→ **Exercise inputs**
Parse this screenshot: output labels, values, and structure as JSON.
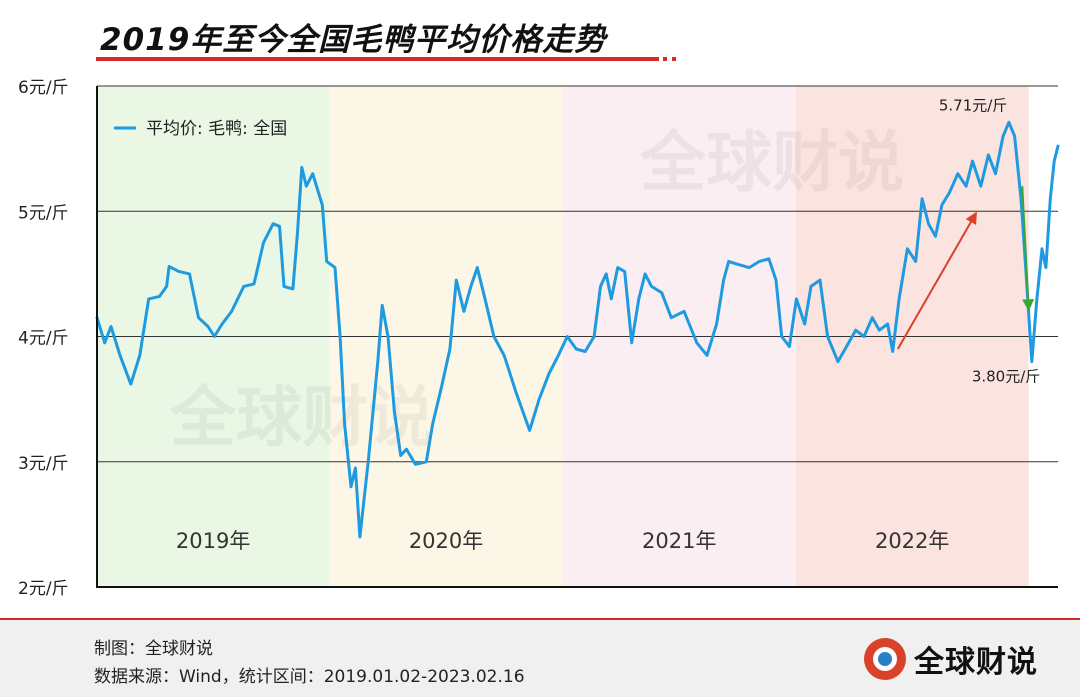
{
  "header": {
    "title": "2019年至今全国毛鸭平均价格走势"
  },
  "chart_data": {
    "type": "line",
    "title": "2019年至今全国毛鸭平均价格走势",
    "xlabel": "",
    "ylabel": "",
    "ylim": [
      2,
      6
    ],
    "y_ticks": [
      "2元/斤",
      "3元/斤",
      "4元/斤",
      "5元/斤",
      "6元/斤"
    ],
    "y_tick_values": [
      2,
      3,
      4,
      5,
      6
    ],
    "x_range": [
      "2019-01-02",
      "2023-02-16"
    ],
    "grid": "horizontal",
    "legend_position": "top-left",
    "legend": [
      "平均价: 毛鸭: 全国"
    ],
    "series": [
      {
        "name": "平均价: 毛鸭: 全国",
        "color": "#1e9be0",
        "points": [
          [
            "2019-01-02",
            4.15
          ],
          [
            "2019-01-14",
            3.95
          ],
          [
            "2019-01-24",
            4.08
          ],
          [
            "2019-02-07",
            3.85
          ],
          [
            "2019-02-24",
            3.62
          ],
          [
            "2019-03-10",
            3.85
          ],
          [
            "2019-03-24",
            4.3
          ],
          [
            "2019-04-10",
            4.32
          ],
          [
            "2019-04-21",
            4.4
          ],
          [
            "2019-04-25",
            4.56
          ],
          [
            "2019-05-10",
            4.52
          ],
          [
            "2019-05-27",
            4.5
          ],
          [
            "2019-06-10",
            4.15
          ],
          [
            "2019-06-25",
            4.08
          ],
          [
            "2019-07-05",
            4.0
          ],
          [
            "2019-07-17",
            4.1
          ],
          [
            "2019-08-01",
            4.2
          ],
          [
            "2019-08-20",
            4.4
          ],
          [
            "2019-09-05",
            4.42
          ],
          [
            "2019-09-20",
            4.75
          ],
          [
            "2019-10-05",
            4.9
          ],
          [
            "2019-10-15",
            4.88
          ],
          [
            "2019-10-22",
            4.4
          ],
          [
            "2019-11-05",
            4.38
          ],
          [
            "2019-11-12",
            4.82
          ],
          [
            "2019-11-19",
            5.35
          ],
          [
            "2019-11-26",
            5.2
          ],
          [
            "2019-12-06",
            5.3
          ],
          [
            "2019-12-21",
            5.05
          ],
          [
            "2019-12-28",
            4.6
          ],
          [
            "2020-01-10",
            4.55
          ],
          [
            "2020-01-18",
            4.0
          ],
          [
            "2020-01-25",
            3.3
          ],
          [
            "2020-02-04",
            2.8
          ],
          [
            "2020-02-11",
            2.95
          ],
          [
            "2020-02-18",
            2.4
          ],
          [
            "2020-03-02",
            3.0
          ],
          [
            "2020-03-17",
            3.8
          ],
          [
            "2020-03-24",
            4.25
          ],
          [
            "2020-04-02",
            4.0
          ],
          [
            "2020-04-12",
            3.4
          ],
          [
            "2020-04-22",
            3.05
          ],
          [
            "2020-05-01",
            3.1
          ],
          [
            "2020-05-15",
            2.98
          ],
          [
            "2020-06-01",
            3.0
          ],
          [
            "2020-06-11",
            3.3
          ],
          [
            "2020-06-25",
            3.6
          ],
          [
            "2020-07-08",
            3.9
          ],
          [
            "2020-07-18",
            4.45
          ],
          [
            "2020-07-30",
            4.2
          ],
          [
            "2020-08-10",
            4.4
          ],
          [
            "2020-08-20",
            4.55
          ],
          [
            "2020-09-01",
            4.3
          ],
          [
            "2020-09-15",
            4.0
          ],
          [
            "2020-10-01",
            3.85
          ],
          [
            "2020-10-20",
            3.55
          ],
          [
            "2020-11-10",
            3.25
          ],
          [
            "2020-11-25",
            3.5
          ],
          [
            "2020-12-10",
            3.7
          ],
          [
            "2020-12-25",
            3.85
          ],
          [
            "2021-01-08",
            4.0
          ],
          [
            "2021-01-22",
            3.9
          ],
          [
            "2021-02-05",
            3.88
          ],
          [
            "2021-02-19",
            4.0
          ],
          [
            "2021-03-01",
            4.4
          ],
          [
            "2021-03-10",
            4.5
          ],
          [
            "2021-03-18",
            4.3
          ],
          [
            "2021-03-28",
            4.55
          ],
          [
            "2021-04-08",
            4.52
          ],
          [
            "2021-04-19",
            3.95
          ],
          [
            "2021-04-30",
            4.3
          ],
          [
            "2021-05-10",
            4.5
          ],
          [
            "2021-05-20",
            4.4
          ],
          [
            "2021-06-05",
            4.35
          ],
          [
            "2021-06-20",
            4.15
          ],
          [
            "2021-07-10",
            4.2
          ],
          [
            "2021-07-30",
            3.95
          ],
          [
            "2021-08-15",
            3.85
          ],
          [
            "2021-08-30",
            4.1
          ],
          [
            "2021-09-10",
            4.45
          ],
          [
            "2021-09-18",
            4.6
          ],
          [
            "2021-09-30",
            4.58
          ],
          [
            "2021-10-20",
            4.55
          ],
          [
            "2021-11-05",
            4.6
          ],
          [
            "2021-11-20",
            4.62
          ],
          [
            "2021-12-01",
            4.45
          ],
          [
            "2021-12-10",
            4.0
          ],
          [
            "2021-12-22",
            3.92
          ],
          [
            "2022-01-02",
            4.3
          ],
          [
            "2022-01-15",
            4.1
          ],
          [
            "2022-01-25",
            4.4
          ],
          [
            "2022-02-08",
            4.45
          ],
          [
            "2022-02-20",
            4.0
          ],
          [
            "2022-03-08",
            3.8
          ],
          [
            "2022-03-25",
            3.95
          ],
          [
            "2022-04-05",
            4.05
          ],
          [
            "2022-04-18",
            4.0
          ],
          [
            "2022-05-01",
            4.15
          ],
          [
            "2022-05-12",
            4.05
          ],
          [
            "2022-05-25",
            4.1
          ],
          [
            "2022-06-02",
            3.88
          ],
          [
            "2022-06-12",
            4.3
          ],
          [
            "2022-06-25",
            4.7
          ],
          [
            "2022-07-08",
            4.6
          ],
          [
            "2022-07-18",
            5.1
          ],
          [
            "2022-07-28",
            4.9
          ],
          [
            "2022-08-08",
            4.8
          ],
          [
            "2022-08-18",
            5.05
          ],
          [
            "2022-08-30",
            5.15
          ],
          [
            "2022-09-12",
            5.3
          ],
          [
            "2022-09-25",
            5.2
          ],
          [
            "2022-10-05",
            5.4
          ],
          [
            "2022-10-18",
            5.2
          ],
          [
            "2022-10-30",
            5.45
          ],
          [
            "2022-11-10",
            5.3
          ],
          [
            "2022-11-22",
            5.6
          ],
          [
            "2022-12-01",
            5.71
          ],
          [
            "2022-12-10",
            5.6
          ],
          [
            "2022-12-20",
            5.1
          ],
          [
            "2022-12-28",
            4.5
          ],
          [
            "2023-01-06",
            3.8
          ],
          [
            "2023-01-14",
            4.3
          ],
          [
            "2023-01-22",
            4.7
          ],
          [
            "2023-01-28",
            4.55
          ],
          [
            "2023-02-04",
            5.1
          ],
          [
            "2023-02-10",
            5.4
          ],
          [
            "2023-02-16",
            5.52
          ]
        ]
      }
    ],
    "year_bands": [
      {
        "label": "2019年",
        "start": "2019-01-02",
        "end": "2020-01-01",
        "color": "#eaf7e5"
      },
      {
        "label": "2020年",
        "start": "2020-01-01",
        "end": "2021-01-01",
        "color": "#fcf6e6"
      },
      {
        "label": "2021年",
        "start": "2021-01-01",
        "end": "2022-01-01",
        "color": "#fbeef3"
      },
      {
        "label": "2022年",
        "start": "2022-01-01",
        "end": "2023-01-01",
        "color": "#fbe3e0"
      }
    ],
    "annotations": [
      {
        "text": "5.71元/斤",
        "x": "2022-12-01",
        "y": 5.71
      },
      {
        "text": "3.80元/斤",
        "x": "2023-01-06",
        "y": 3.8
      }
    ],
    "arrows": [
      {
        "from": [
          "2022-06-10",
          3.9
        ],
        "to": [
          "2022-10-10",
          4.98
        ],
        "color": "#d9412a"
      },
      {
        "from": [
          "2022-12-22",
          5.2
        ],
        "to": [
          "2023-01-01",
          4.22
        ],
        "color": "#3aa830"
      }
    ],
    "watermark": "全球财说"
  },
  "footer": {
    "maker": "制图：全球财说",
    "source": "数据来源：Wind，统计区间：2019.01.02-2023.02.16",
    "brand": "全球财说"
  }
}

→ **Set exercise**
Copy out all lines that carry the word "start".

→ **Response**
        "start": "2019-01-02",
        "start": "2020-01-01",
        "start": "2021-01-01",
        "start": "2022-01-01",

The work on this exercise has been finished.